Objective: Here are some records. Copy each one exactly.

Stored rows:
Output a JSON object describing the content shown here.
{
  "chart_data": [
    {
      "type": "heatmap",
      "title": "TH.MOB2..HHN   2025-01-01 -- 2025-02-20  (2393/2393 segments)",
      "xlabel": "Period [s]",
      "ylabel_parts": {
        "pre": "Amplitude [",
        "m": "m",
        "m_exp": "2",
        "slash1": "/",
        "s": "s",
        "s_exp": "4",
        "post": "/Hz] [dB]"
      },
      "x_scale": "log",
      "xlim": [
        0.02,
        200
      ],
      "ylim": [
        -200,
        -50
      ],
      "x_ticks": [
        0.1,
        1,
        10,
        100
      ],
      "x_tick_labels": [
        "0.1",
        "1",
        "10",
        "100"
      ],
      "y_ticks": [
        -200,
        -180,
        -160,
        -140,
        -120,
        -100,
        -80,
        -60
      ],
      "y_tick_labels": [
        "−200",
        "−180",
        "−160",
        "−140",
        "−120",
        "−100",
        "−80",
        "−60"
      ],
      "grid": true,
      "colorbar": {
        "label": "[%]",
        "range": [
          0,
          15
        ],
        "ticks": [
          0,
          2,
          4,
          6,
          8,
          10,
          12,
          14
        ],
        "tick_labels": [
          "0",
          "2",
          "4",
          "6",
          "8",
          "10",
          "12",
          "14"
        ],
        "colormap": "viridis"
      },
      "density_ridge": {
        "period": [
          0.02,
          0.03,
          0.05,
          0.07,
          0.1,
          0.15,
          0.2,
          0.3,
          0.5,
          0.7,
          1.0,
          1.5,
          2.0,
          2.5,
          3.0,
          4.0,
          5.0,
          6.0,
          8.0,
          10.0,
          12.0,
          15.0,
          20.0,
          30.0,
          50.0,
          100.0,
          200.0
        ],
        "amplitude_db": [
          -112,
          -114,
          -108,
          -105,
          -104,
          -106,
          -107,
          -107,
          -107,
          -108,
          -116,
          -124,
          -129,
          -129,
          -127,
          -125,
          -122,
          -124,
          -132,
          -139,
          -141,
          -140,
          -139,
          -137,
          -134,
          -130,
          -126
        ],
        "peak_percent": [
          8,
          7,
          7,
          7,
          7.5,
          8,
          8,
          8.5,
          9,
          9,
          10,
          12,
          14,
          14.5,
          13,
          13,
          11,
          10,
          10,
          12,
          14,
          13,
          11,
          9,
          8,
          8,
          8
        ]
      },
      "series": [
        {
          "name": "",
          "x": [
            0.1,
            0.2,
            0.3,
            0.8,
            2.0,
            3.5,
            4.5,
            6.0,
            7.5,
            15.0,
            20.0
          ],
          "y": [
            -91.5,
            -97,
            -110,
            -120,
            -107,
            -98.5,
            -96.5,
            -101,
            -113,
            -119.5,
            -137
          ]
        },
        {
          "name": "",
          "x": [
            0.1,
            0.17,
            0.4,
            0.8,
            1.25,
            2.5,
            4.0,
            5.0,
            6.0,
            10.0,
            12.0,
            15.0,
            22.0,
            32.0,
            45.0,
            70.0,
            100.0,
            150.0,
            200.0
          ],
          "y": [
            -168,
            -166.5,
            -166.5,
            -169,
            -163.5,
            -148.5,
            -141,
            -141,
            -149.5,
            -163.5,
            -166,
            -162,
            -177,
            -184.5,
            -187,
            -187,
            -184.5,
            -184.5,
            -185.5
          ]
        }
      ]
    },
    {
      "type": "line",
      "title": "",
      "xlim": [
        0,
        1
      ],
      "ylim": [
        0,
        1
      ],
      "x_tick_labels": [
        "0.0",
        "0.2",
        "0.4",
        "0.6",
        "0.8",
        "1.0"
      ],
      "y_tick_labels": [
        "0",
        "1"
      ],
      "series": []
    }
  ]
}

Result of this exercise:
Output a JSON object describing the content shown here.
{
  "chart_data": [
    {
      "type": "heatmap",
      "title": "TH.MOB2..HHN   2025-01-01 -- 2025-02-20  (2393/2393 segments)",
      "xlabel": "Period [s]",
      "ylabel_parts": {
        "pre": "Amplitude [",
        "m": "m",
        "m_exp": "2",
        "slash1": "/",
        "s": "s",
        "s_exp": "4",
        "post": "/Hz] [dB]"
      },
      "x_scale": "log",
      "xlim": [
        0.02,
        200
      ],
      "ylim": [
        -200,
        -50
      ],
      "x_ticks": [
        0.1,
        1,
        10,
        100
      ],
      "x_tick_labels": [
        "0.1",
        "1",
        "10",
        "100"
      ],
      "y_ticks": [
        -200,
        -180,
        -160,
        -140,
        -120,
        -100,
        -80,
        -60
      ],
      "y_tick_labels": [
        "−200",
        "−180",
        "−160",
        "−140",
        "−120",
        "−100",
        "−80",
        "−60"
      ],
      "grid": true,
      "colorbar": {
        "label": "[%]",
        "range": [
          0,
          15
        ],
        "ticks": [
          0,
          2,
          4,
          6,
          8,
          10,
          12,
          14
        ],
        "tick_labels": [
          "0",
          "2",
          "4",
          "6",
          "8",
          "10",
          "12",
          "14"
        ],
        "colormap": "viridis"
      },
      "density_ridge": {
        "period": [
          0.02,
          0.03,
          0.05,
          0.07,
          0.1,
          0.15,
          0.2,
          0.3,
          0.5,
          0.7,
          1.0,
          1.5,
          2.0,
          2.5,
          3.0,
          4.0,
          5.0,
          6.0,
          8.0,
          10.0,
          12.0,
          15.0,
          20.0,
          30.0,
          50.0,
          100.0,
          200.0
        ],
        "amplitude_db": [
          -112,
          -114,
          -108,
          -105,
          -104,
          -106,
          -107,
          -107,
          -107,
          -108,
          -116,
          -124,
          -129,
          -129,
          -127,
          -125,
          -122,
          -124,
          -132,
          -139,
          -141,
          -140,
          -139,
          -137,
          -134,
          -130,
          -126
        ],
        "peak_percent": [
          8,
          7,
          7,
          7,
          7.5,
          8,
          8,
          8.5,
          9,
          9,
          10,
          12,
          14,
          14.5,
          13,
          13,
          11,
          10,
          10,
          12,
          14,
          13,
          11,
          9,
          8,
          8,
          8
        ]
      },
      "series": [
        {
          "name": "",
          "x": [
            0.1,
            0.2,
            0.3,
            0.8,
            2.0,
            3.5,
            4.5,
            6.0,
            7.5,
            15.0,
            20.0
          ],
          "y": [
            -91.5,
            -97,
            -110,
            -120,
            -107,
            -98.5,
            -96.5,
            -101,
            -113,
            -119.5,
            -137
          ]
        },
        {
          "name": "",
          "x": [
            0.1,
            0.17,
            0.4,
            0.8,
            1.25,
            2.5,
            4.0,
            5.0,
            6.0,
            10.0,
            12.0,
            15.0,
            22.0,
            32.0,
            45.0,
            70.0,
            100.0,
            150.0,
            200.0
          ],
          "y": [
            -168,
            -166.5,
            -166.5,
            -169,
            -163.5,
            -148.5,
            -141,
            -141,
            -149.5,
            -163.5,
            -166,
            -162,
            -177,
            -184.5,
            -187,
            -187,
            -184.5,
            -184.5,
            -185.5
          ]
        }
      ]
    },
    {
      "type": "line",
      "title": "",
      "xlim": [
        0,
        1
      ],
      "ylim": [
        0,
        1
      ],
      "x_tick_labels": [
        "0.0",
        "0.2",
        "0.4",
        "0.6",
        "0.8",
        "1.0"
      ],
      "y_tick_labels": [
        "0",
        "1"
      ],
      "series": []
    }
  ]
}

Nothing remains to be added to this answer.